GOAL: Look for the string "életet" and copy every line that has it.
** start RECORDS SUPPLIED **
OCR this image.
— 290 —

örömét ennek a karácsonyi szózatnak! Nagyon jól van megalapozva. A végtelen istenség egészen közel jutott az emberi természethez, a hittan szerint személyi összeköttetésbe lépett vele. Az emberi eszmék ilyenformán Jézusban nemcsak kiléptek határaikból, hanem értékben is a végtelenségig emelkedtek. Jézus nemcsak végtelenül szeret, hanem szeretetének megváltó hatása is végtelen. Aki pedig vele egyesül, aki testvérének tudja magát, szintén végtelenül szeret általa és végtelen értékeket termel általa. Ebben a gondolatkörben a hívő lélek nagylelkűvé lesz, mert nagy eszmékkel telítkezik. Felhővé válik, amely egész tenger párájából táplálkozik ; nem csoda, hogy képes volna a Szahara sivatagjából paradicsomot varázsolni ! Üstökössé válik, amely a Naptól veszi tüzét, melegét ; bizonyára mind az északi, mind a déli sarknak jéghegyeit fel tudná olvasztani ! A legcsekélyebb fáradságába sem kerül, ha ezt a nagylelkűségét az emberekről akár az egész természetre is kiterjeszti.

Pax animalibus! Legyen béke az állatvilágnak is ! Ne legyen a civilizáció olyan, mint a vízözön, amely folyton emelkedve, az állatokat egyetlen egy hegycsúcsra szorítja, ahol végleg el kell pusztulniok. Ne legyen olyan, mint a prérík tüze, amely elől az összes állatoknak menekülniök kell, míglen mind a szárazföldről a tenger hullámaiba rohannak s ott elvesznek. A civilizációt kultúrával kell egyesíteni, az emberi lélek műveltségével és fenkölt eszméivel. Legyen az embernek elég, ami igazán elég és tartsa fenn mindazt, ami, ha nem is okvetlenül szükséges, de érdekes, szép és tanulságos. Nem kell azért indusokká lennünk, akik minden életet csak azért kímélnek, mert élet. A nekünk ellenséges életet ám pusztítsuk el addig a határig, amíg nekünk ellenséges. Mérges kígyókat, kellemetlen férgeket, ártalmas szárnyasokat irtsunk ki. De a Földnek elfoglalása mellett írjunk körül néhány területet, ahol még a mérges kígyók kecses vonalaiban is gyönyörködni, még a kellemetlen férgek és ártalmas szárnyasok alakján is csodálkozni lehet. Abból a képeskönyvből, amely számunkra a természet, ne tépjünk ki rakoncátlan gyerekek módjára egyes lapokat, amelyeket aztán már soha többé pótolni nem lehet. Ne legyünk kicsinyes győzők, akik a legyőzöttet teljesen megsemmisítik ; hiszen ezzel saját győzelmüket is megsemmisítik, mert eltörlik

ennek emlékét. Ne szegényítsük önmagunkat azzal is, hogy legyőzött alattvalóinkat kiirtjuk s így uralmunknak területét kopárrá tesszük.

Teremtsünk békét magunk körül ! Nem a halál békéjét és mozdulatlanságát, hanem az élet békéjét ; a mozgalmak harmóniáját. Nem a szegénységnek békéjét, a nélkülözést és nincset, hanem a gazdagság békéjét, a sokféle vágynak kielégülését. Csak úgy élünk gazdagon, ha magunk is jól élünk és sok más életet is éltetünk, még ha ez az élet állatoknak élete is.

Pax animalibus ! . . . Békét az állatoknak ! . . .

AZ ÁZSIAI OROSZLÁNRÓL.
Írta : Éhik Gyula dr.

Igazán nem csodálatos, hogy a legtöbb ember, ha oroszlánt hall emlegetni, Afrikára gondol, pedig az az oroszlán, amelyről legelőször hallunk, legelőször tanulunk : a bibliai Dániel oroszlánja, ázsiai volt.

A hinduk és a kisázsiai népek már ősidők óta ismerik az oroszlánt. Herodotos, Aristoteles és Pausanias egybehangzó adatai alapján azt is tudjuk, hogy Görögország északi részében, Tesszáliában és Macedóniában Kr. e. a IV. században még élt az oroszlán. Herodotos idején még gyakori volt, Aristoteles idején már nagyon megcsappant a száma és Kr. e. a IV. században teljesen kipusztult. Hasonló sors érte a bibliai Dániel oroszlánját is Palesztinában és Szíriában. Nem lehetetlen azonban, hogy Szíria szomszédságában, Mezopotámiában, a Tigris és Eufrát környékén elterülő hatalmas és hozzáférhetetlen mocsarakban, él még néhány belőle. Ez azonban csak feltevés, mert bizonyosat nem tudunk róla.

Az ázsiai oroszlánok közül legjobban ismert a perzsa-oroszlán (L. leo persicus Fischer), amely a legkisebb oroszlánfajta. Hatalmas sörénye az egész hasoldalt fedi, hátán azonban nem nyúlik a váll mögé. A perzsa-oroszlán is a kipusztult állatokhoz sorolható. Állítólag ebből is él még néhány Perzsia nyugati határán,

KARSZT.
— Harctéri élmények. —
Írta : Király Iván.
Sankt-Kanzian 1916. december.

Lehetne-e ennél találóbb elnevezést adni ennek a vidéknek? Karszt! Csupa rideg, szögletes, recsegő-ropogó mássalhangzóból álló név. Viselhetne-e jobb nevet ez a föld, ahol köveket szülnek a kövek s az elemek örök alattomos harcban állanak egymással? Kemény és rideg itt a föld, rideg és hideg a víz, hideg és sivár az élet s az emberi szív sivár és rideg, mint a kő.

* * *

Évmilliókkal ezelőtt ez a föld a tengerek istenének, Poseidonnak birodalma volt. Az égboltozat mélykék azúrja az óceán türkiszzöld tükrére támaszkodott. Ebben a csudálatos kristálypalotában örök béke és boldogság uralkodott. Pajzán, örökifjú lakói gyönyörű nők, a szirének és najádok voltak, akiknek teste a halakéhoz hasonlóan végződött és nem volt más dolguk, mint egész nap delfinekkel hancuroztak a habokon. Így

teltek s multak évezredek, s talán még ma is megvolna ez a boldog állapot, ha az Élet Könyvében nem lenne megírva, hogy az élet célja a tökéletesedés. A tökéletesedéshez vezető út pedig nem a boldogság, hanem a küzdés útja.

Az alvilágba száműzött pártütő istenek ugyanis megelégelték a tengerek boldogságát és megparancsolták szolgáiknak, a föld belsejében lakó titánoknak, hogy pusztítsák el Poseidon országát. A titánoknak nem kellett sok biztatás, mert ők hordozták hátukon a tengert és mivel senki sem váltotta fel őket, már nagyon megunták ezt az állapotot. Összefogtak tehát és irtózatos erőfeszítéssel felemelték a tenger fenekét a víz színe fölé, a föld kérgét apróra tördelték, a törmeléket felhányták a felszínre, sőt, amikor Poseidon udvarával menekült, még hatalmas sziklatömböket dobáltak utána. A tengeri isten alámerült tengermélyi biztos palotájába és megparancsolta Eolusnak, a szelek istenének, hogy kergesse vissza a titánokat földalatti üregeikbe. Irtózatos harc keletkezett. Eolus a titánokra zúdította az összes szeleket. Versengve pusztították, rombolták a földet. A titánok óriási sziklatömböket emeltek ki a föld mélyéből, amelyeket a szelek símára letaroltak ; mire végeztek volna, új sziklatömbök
** end RECORDS SUPPLIED **
WORKED ANSWER:
Pax animalibus! Legyen béke az állatvilágnak is ! Ne legyen a civilizáció olyan, mint a vízözön, amely folyton emelkedve, az állatokat egyetlen egy hegycsúcsra szorítja, ahol végleg el kell pusztulniok. Ne legyen olyan, mint a prérík tüze, amely elől az összes állatoknak menekülniök kell, míglen mind a szárazföldről a tenger hullámaiba rohannak s ott elvesznek. A civilizációt kultúrával kell egyesíteni, az emberi lélek műveltségével és fenkölt eszméivel. Legyen az embernek elég, ami igazán elég és tartsa fenn mindazt, ami, ha nem is okvetlenül szükséges, de érdekes, szép és tanulságos. Nem kell azért indusokká lennünk, akik minden életet csak azért kímélnek, mert élet. A nekünk ellenséges életet ám pusztítsuk el addig a határig, amíg nekünk ellenséges. Mérges kígyókat, kellemetlen férgeket, ártalmas szárnyasokat irtsunk ki. De a Földnek elfoglalása mellett írjunk körül néhány területet, ahol még a mérges kígyók kecses vonalaiban is gyönyörködni, még a kellemetlen férgek és ártalmas szárnyasok alakján is csodálkozni lehet. Abból a képeskönyvből, amely számunkra a természet, ne tépjünk ki rakoncátlan gyerekek módjára egyes lapokat, amelyeket aztán már soha többé pótolni nem lehet. Ne legyünk kicsinyes győzők, akik a legyőzöttet teljesen megsemmisítik ; hiszen ezzel saját győzelmüket is megsemmisítik, mert eltörlik
Teremtsünk békét magunk körül ! Nem a halál békéjét és mozdulatlanságát, hanem az élet békéjét ; a mozgalmak harmóniáját. Nem a szegénységnek békéjét, a nélkülözést és nincset, hanem a gazdagság békéjét, a sokféle vágynak kielégülését. Csak úgy élünk gazdagon, ha magunk is jól élünk és sok más életet is éltetünk, még ha ez az élet állatoknak élete is.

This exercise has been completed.